(Records about charts and figures)
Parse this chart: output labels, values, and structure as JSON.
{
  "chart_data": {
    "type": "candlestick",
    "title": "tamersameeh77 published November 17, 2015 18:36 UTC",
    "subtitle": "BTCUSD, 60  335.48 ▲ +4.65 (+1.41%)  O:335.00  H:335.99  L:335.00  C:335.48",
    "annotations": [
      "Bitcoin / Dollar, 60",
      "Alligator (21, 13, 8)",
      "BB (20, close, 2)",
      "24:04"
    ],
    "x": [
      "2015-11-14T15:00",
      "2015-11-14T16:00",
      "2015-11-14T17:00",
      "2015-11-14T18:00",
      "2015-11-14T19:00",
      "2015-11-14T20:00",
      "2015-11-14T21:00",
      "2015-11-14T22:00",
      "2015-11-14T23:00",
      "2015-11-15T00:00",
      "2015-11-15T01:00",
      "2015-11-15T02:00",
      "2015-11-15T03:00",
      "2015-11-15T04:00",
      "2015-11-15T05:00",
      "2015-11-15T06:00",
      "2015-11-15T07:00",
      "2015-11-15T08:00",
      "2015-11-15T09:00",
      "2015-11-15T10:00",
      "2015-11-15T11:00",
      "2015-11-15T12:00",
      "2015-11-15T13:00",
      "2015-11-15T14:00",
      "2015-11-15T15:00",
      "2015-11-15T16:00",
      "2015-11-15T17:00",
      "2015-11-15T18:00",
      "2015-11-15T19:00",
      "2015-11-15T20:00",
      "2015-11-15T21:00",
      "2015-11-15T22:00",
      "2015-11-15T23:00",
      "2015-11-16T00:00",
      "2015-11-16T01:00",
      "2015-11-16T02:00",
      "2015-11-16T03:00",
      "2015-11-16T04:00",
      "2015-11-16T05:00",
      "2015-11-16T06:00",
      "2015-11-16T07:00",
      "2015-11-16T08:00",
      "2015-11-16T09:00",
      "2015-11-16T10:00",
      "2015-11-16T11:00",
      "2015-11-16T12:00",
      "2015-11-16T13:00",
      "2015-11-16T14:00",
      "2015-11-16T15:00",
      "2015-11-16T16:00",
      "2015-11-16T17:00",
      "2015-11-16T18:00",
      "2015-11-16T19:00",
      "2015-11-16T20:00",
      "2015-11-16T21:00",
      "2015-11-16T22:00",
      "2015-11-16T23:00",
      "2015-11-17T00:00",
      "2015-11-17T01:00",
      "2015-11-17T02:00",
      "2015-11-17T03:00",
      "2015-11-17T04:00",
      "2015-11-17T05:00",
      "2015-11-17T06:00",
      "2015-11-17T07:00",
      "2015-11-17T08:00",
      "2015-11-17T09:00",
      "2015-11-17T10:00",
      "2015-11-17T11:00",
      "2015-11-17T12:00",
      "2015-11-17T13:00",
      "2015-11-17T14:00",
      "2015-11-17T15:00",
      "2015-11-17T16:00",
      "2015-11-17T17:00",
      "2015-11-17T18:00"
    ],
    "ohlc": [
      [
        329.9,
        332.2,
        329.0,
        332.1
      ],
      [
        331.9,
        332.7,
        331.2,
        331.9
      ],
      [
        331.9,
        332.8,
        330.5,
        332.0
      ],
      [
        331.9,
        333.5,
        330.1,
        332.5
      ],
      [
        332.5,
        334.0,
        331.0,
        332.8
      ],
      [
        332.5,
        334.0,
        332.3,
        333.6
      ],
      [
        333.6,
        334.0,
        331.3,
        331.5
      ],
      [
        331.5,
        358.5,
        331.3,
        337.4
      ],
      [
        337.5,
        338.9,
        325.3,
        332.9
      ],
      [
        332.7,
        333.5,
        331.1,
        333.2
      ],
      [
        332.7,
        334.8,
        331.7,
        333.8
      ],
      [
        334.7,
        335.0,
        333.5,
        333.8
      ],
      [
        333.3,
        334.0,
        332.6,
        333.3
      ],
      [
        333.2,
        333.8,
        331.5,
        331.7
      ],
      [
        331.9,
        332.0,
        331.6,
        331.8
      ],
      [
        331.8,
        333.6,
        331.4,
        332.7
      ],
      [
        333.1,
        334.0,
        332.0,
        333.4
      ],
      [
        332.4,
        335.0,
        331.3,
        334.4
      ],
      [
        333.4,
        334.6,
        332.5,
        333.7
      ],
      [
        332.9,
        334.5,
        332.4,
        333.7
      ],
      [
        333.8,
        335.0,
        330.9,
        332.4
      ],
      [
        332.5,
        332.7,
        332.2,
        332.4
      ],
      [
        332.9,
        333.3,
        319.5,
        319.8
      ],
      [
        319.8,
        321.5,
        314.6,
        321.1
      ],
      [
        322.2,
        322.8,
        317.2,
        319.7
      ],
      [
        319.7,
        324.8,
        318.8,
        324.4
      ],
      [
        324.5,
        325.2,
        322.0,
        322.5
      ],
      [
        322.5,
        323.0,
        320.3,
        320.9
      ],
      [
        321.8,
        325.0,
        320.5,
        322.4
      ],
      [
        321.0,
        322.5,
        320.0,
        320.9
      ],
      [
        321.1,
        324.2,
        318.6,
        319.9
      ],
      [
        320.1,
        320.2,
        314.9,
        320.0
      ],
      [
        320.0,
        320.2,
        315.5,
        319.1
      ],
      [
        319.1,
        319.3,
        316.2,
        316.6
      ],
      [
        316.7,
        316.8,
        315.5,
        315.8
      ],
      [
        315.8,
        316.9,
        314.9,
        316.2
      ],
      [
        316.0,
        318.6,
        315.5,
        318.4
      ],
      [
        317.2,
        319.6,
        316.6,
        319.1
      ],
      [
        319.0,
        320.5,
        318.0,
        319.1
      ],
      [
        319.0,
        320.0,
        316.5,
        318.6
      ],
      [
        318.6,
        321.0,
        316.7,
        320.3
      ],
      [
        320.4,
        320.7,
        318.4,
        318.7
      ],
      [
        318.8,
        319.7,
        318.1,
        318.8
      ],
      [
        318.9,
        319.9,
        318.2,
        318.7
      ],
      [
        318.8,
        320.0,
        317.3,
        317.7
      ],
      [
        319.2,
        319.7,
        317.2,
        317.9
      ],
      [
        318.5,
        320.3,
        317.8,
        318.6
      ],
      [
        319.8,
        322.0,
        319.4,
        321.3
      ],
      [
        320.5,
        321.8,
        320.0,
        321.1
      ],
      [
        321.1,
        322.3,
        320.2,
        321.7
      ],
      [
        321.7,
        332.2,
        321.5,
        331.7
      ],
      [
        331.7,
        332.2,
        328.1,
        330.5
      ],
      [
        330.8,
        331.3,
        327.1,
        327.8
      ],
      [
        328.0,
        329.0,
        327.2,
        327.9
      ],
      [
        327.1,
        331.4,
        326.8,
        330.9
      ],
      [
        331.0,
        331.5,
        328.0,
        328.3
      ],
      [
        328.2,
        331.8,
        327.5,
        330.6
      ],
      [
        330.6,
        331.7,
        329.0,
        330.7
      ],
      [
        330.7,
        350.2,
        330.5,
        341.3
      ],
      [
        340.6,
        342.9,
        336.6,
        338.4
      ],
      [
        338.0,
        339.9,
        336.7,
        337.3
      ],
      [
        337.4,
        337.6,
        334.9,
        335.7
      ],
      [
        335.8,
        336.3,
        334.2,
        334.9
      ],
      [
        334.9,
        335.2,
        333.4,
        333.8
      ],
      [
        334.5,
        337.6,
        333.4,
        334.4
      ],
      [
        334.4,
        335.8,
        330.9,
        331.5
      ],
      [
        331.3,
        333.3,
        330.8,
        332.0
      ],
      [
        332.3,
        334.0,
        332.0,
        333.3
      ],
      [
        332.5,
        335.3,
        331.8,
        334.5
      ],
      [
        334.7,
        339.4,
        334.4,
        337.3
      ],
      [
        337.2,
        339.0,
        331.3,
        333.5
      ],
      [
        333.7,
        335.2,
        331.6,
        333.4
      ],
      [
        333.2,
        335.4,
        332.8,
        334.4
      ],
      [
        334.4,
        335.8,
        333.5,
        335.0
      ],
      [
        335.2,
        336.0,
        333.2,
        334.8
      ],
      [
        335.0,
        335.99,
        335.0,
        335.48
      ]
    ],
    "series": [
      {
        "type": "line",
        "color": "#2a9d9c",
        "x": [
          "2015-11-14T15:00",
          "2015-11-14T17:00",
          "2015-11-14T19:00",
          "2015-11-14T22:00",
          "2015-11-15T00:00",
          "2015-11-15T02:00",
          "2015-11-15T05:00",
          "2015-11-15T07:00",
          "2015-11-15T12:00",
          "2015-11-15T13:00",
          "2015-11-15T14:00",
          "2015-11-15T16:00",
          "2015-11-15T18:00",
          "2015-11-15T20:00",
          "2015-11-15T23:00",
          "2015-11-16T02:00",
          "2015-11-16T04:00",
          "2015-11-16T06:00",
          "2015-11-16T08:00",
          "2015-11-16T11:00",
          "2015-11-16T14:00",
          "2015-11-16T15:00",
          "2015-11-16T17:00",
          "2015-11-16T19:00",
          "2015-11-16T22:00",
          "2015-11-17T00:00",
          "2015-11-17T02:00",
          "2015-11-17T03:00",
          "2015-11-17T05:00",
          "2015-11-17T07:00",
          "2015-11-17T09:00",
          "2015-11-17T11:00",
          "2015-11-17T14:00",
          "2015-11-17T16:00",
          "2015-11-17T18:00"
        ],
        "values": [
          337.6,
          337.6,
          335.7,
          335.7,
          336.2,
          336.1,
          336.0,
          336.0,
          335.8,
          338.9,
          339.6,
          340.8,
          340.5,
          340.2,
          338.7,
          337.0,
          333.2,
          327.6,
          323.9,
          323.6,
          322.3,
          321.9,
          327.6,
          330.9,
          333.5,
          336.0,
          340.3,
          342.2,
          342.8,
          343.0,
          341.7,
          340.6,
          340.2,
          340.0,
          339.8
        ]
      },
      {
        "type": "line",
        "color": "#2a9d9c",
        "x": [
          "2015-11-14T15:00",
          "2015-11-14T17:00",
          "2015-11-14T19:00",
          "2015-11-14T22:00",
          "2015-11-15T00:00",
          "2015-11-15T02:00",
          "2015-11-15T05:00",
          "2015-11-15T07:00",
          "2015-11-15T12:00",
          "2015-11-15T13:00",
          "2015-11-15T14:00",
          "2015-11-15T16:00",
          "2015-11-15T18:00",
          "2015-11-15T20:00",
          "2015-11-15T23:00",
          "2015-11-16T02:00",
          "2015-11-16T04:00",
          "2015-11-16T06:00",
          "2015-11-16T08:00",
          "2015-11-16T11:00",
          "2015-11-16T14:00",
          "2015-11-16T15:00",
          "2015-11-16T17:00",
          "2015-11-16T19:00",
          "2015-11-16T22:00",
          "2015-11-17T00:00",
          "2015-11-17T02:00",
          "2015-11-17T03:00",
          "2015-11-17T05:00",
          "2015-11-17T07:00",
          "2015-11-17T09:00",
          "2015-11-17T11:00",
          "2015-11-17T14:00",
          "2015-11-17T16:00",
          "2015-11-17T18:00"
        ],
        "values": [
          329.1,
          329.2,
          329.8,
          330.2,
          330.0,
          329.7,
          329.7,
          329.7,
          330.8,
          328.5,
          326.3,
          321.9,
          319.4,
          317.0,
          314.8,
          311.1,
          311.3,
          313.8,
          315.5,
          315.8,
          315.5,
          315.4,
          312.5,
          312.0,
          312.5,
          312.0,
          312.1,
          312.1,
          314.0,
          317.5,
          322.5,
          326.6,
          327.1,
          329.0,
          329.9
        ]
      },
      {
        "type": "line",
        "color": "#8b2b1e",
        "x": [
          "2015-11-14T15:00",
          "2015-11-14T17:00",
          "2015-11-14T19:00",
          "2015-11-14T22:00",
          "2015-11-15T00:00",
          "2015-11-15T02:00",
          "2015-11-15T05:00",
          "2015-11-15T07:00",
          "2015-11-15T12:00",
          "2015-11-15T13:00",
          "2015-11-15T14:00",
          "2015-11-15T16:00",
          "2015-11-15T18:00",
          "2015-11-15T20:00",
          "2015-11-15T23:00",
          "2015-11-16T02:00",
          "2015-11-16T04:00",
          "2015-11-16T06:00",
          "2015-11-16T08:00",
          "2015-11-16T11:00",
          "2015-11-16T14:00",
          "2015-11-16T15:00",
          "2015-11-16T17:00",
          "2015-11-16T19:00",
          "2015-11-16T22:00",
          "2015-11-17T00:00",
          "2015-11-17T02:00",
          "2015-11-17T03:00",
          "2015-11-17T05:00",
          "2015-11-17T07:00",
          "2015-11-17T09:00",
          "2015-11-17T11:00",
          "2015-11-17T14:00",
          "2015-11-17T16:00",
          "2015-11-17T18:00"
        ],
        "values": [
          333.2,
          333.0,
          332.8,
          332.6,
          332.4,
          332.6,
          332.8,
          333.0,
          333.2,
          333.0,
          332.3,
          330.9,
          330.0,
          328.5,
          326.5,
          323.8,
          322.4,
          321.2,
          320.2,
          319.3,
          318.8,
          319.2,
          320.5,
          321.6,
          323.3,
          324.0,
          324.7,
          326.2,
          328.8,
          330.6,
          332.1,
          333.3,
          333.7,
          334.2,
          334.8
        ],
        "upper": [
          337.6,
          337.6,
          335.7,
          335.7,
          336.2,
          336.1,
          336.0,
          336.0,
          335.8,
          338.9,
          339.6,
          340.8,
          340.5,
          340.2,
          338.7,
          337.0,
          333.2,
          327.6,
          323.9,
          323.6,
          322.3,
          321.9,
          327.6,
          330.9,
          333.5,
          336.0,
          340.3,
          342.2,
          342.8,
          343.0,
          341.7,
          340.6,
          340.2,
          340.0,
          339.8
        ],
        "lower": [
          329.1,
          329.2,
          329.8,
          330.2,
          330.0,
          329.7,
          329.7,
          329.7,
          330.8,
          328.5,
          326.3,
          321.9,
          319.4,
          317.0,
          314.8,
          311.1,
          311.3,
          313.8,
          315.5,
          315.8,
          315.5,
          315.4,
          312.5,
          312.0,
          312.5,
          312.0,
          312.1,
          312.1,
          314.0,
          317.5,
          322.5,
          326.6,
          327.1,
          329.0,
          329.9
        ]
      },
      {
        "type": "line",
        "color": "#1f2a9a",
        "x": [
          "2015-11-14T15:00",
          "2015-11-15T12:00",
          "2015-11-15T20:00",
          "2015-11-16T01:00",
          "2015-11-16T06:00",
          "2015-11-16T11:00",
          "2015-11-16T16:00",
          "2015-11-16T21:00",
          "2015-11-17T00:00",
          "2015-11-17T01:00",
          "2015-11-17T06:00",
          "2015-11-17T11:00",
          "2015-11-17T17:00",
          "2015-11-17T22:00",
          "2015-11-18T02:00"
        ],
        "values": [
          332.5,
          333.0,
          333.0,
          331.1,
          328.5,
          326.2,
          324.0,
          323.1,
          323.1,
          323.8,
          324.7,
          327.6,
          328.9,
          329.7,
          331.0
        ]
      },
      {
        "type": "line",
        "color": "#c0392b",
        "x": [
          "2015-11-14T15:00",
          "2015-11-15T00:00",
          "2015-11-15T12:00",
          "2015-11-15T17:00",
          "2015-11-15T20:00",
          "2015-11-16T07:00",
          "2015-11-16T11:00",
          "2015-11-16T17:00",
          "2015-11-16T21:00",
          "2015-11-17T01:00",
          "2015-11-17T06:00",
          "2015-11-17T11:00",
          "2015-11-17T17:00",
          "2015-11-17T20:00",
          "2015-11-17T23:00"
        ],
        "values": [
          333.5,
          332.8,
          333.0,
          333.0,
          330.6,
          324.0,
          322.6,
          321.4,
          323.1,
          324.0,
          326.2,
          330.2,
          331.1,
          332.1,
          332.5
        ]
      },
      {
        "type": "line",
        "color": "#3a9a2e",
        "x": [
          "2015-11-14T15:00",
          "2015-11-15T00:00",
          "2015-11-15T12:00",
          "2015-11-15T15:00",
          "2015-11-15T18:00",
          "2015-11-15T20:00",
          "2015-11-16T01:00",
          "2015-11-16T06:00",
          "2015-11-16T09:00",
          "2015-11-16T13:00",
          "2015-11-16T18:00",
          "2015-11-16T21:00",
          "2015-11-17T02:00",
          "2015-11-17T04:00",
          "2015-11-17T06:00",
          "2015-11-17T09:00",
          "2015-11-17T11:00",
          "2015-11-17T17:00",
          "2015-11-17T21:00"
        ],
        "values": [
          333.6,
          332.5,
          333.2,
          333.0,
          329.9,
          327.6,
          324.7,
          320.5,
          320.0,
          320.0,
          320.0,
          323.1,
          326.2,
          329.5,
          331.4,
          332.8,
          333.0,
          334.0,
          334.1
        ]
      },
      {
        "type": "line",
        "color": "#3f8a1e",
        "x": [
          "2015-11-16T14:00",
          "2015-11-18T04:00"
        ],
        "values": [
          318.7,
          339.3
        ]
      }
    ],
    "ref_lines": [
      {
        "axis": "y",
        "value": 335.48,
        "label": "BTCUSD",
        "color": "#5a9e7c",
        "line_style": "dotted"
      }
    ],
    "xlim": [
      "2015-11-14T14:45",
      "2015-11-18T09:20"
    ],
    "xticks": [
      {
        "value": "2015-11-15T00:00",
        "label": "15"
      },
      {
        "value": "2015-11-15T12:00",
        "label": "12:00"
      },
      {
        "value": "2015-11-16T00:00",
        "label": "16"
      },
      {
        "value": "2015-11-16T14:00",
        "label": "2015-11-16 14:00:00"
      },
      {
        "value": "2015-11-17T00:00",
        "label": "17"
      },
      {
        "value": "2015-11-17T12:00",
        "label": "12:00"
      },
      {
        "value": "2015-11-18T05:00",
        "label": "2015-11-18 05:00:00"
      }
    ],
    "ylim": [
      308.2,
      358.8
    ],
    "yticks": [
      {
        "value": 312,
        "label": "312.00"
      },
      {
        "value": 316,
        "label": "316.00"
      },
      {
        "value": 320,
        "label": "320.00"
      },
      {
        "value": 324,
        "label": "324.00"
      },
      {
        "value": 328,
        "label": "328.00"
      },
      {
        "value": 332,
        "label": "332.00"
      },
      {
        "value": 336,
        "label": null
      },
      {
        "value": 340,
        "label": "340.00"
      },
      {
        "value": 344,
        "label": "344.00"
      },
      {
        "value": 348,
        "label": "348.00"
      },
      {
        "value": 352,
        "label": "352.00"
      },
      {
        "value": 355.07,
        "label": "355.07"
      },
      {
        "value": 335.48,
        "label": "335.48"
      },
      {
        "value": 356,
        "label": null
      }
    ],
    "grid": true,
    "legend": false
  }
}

## Goal
Using the records given above, list every line that includes the word "color".

## Solution
        "color": "#2a9d9c",
        "color": "#2a9d9c",
        "color": "#8b2b1e",
        "color": "#1f2a9a",
        "color": "#c0392b",
        "color": "#3a9a2e",
        "color": "#3f8a1e",
        "color": "#5a9e7c",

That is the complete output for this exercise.